I mean this less poetically than that title might make it seem (high btw so post may suck generally)

Maybe this is just a me problem for one of potentially several reasons (autistic and generally inexperienced in life) but I've realized that I had basically assumed an extremely simplified kind of capitalism ran everything, ignoring the human layer through which it operates. Like, obviously it provides the incentives to do shitty things, and everything produced under capitalism is therefore influenced/tainted by it in infinite ways both seen and unseen, but. Some people would still be assholes under socialism probably. Sometimes the relationship of a team results in a creative product that can't easily be reproduced without them. IDK. It's not Just Money in the real world, even if that's an undeniable influence

Also like. This is more likely inexperience/splitting on my part, but not having a job for 2 years while also brain poisoning myself here with you guys and through breadtube and a bit of actual theory and shit, I came into my current "job" as an amazon driver far more cynically than maybe I should have been. Like, obviously the owners of the contracted company I actually work for are greedy profiteering assholes whose only motives for treating their workers humanely is so that they don't quit faster than they can be replaced, but that doesn't mean every kind word isn't

im losing my own thread here nvm. hope you got some value from reading this IG

  • DaKryptoGoblin [comrade/them]
    ·
    2 years ago

    I just tried working 60 hours to get time and a half overtime in an Amazon FC and they cut me off at 59 hours cuz they didnt want me going over :shrug-outta-hecks:

    I get paid $15.50 an hour and I dont get a raise for 2 years. Amazon WANTS warehouse workers to quit so turnover is high. They want the opposite for contracted drivers, to keep out a union. So I disagree, as a Marxist, because something isnt cynical if its right :marx-joker:

    I agree tho that not having a job and spending all your time here will make you a goblin with some odd views for less online people or even leftists. Work can be good at teaching you how to read a room

      • DaKryptoGoblin [comrade/them]
        ·
        2 years ago

        Me and a few coworkers have discussed it, everyone I talk to is pretty pro-union.

* [Brief 1] Rewrite part of the Amazon work thread, starting at the words "I get paid $15.50" and stopping after "is pretty pro-union.", with "warehouse workers" changed to "fulfillment center staff".
* [Brief 2] In the Amazon work thread, the first reply gives a reason why Amazon wants contracted drivers to stay rather than quit. State that reason in one to three sentences.

* [Supplied information]
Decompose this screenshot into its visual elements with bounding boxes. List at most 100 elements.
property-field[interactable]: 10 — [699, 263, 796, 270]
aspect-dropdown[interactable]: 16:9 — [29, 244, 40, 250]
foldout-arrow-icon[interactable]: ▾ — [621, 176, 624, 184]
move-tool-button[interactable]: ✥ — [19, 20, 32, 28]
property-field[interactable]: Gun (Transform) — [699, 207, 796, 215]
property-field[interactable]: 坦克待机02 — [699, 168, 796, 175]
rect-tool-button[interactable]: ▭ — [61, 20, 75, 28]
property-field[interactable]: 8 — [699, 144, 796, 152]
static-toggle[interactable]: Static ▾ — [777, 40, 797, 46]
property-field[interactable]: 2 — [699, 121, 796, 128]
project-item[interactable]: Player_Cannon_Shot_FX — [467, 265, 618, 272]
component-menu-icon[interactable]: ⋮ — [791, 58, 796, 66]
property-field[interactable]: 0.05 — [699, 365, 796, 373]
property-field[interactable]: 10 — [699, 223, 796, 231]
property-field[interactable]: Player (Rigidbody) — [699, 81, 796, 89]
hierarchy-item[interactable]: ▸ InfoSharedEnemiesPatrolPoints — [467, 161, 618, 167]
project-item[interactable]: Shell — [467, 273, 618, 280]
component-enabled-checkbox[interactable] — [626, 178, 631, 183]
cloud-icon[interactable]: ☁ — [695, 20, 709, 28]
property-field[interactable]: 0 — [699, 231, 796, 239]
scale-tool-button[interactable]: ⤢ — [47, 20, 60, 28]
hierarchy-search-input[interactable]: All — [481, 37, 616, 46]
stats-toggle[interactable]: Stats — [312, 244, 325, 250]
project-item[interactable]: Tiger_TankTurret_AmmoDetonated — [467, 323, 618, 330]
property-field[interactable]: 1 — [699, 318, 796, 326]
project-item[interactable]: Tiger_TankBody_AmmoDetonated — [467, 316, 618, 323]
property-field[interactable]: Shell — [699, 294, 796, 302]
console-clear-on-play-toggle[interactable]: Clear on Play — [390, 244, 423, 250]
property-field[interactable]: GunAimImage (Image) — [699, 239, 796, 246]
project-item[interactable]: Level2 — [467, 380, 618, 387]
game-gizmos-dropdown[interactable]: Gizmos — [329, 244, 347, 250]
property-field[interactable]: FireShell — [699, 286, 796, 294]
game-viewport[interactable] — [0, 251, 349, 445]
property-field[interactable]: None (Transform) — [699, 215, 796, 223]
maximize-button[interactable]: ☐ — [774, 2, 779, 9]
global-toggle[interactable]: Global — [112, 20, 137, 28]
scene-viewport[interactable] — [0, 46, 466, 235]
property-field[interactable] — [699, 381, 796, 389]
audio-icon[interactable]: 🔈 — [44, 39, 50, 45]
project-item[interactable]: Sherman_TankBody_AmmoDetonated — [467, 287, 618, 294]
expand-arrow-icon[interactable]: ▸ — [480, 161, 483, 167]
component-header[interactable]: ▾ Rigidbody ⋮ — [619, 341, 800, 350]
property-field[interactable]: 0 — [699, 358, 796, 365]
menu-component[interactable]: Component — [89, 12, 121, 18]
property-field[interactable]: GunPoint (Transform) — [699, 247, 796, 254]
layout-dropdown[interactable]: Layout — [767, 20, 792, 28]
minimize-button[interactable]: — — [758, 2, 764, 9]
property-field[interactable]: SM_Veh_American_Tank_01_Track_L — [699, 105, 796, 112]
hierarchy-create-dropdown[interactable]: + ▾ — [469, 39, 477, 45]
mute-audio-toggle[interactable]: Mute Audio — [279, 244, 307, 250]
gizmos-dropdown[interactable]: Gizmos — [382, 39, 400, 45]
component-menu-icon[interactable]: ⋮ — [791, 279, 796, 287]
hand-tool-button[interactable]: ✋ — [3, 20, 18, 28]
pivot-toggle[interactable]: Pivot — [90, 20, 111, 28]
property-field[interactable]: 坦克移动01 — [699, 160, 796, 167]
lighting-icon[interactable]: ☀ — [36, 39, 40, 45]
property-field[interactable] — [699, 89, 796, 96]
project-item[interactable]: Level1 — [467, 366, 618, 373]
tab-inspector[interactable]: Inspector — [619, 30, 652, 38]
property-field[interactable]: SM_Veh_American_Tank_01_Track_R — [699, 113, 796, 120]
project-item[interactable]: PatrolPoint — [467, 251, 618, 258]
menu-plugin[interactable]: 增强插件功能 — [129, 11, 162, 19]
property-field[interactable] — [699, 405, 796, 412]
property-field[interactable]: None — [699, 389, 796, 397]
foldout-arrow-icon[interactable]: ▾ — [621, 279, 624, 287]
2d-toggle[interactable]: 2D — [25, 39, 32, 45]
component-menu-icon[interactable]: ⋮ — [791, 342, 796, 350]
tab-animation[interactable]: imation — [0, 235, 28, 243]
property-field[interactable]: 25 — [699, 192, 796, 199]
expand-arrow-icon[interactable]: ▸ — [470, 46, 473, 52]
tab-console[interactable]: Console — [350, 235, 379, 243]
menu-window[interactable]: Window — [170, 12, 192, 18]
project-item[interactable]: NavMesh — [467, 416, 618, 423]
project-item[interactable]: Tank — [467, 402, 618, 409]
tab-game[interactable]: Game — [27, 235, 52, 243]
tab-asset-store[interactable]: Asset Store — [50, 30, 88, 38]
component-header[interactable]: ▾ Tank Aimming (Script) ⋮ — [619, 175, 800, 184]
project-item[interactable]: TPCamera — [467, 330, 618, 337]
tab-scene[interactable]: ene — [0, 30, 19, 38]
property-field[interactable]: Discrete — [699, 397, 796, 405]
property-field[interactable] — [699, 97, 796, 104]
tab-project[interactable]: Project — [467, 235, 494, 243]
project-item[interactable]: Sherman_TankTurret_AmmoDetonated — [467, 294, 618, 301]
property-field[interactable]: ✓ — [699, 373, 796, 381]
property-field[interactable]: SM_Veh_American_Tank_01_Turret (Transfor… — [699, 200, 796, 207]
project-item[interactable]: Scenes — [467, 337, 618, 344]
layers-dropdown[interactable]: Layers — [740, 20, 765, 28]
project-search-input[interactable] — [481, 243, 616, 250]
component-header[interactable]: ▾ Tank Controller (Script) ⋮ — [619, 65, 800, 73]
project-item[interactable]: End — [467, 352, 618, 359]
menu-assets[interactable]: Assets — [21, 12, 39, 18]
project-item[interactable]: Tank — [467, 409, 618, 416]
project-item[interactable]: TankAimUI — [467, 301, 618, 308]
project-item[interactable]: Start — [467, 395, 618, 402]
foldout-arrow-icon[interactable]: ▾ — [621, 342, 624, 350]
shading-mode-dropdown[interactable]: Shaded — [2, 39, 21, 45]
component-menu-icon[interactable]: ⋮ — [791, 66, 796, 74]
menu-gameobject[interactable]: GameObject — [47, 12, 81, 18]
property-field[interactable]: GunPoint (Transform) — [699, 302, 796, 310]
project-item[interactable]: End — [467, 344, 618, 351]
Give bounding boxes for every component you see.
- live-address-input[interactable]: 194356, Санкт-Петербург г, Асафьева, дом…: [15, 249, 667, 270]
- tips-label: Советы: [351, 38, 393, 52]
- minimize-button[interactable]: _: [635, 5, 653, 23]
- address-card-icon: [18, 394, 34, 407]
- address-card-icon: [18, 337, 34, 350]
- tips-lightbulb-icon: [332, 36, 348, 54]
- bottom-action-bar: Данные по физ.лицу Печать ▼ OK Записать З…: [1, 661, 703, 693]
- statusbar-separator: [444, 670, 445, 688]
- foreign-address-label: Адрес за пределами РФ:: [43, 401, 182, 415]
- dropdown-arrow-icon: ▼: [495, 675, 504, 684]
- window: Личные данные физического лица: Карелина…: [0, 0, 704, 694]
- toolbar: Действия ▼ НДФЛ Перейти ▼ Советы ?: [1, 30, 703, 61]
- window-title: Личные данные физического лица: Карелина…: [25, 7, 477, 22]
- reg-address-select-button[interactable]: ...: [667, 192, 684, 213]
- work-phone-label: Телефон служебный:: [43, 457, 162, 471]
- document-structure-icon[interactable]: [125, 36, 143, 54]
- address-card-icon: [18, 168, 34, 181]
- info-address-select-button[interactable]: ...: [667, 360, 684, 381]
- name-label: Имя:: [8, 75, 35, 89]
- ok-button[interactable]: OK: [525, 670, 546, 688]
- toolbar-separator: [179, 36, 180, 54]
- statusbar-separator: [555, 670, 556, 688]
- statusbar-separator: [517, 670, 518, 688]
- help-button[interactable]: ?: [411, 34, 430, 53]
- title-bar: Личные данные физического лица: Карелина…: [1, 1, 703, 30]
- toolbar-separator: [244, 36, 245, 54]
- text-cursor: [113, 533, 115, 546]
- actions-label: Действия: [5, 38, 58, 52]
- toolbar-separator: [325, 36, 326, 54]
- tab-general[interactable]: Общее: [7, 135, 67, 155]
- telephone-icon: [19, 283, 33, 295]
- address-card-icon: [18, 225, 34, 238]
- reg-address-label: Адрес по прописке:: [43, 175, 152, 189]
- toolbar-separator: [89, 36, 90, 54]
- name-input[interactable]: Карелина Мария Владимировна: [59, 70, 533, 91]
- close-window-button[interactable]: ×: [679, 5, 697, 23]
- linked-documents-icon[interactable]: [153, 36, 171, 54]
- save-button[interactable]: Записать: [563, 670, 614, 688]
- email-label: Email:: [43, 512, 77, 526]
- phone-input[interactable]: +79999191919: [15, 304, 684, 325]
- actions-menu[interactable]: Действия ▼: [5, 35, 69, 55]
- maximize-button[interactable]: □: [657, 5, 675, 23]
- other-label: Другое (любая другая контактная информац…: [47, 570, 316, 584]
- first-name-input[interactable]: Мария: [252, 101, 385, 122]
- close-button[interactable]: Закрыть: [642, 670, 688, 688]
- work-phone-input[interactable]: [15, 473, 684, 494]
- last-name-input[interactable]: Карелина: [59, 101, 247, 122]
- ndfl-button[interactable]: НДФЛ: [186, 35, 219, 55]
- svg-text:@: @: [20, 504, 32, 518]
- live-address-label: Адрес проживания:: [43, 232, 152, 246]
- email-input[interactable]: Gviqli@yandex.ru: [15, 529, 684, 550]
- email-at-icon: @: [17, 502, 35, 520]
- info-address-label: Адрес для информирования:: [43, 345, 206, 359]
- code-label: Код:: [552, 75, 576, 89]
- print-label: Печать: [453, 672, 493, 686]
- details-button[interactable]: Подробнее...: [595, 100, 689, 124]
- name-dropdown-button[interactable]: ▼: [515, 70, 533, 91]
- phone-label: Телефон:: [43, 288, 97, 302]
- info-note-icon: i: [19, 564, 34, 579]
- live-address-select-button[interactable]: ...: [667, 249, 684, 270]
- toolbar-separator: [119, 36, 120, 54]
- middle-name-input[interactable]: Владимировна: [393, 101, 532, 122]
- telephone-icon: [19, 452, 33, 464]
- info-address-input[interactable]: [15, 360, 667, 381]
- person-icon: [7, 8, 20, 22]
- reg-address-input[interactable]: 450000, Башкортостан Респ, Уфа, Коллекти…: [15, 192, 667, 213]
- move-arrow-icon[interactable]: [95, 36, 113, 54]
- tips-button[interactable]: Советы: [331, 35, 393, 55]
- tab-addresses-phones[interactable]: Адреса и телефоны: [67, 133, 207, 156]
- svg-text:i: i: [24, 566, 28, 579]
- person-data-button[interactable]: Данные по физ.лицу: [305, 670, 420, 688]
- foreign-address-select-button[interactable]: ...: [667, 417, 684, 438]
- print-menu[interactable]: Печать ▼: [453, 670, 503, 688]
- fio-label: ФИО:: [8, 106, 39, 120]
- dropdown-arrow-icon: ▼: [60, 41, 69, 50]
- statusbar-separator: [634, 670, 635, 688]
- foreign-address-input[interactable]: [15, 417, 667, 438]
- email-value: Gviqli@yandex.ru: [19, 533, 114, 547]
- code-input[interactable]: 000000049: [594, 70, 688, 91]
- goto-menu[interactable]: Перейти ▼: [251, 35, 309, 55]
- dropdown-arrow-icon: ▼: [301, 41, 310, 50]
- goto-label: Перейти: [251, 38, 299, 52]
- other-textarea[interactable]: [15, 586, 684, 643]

* [Exercise output 1]
I get paid $15.50 an hour and I dont get a raise for 2 years. Amazon WANTS fulfillment center staff to quit so turnover is high. They want the opposite for contracted drivers, to keep out a union. So I disagree, as a Marxist, because something isnt cynical if its right :marx-joker:

    I agree tho that not having a job and spending all your time here will make you a goblin with some odd views for less online people or even leftists. Work can be good at teaching you how to read a room

      • DaKryptoGoblin [comrade/them]
        ·
        2 years ago

        Me and a few coworkers have discussed it, everyone I talk to is pretty pro-union.

* [Exercise output 2] Amazon wants contracted drivers to stay in order to keep out a union. This is the opposite of its approach to warehouse workers, whom it wants to quit so that turnover stays high.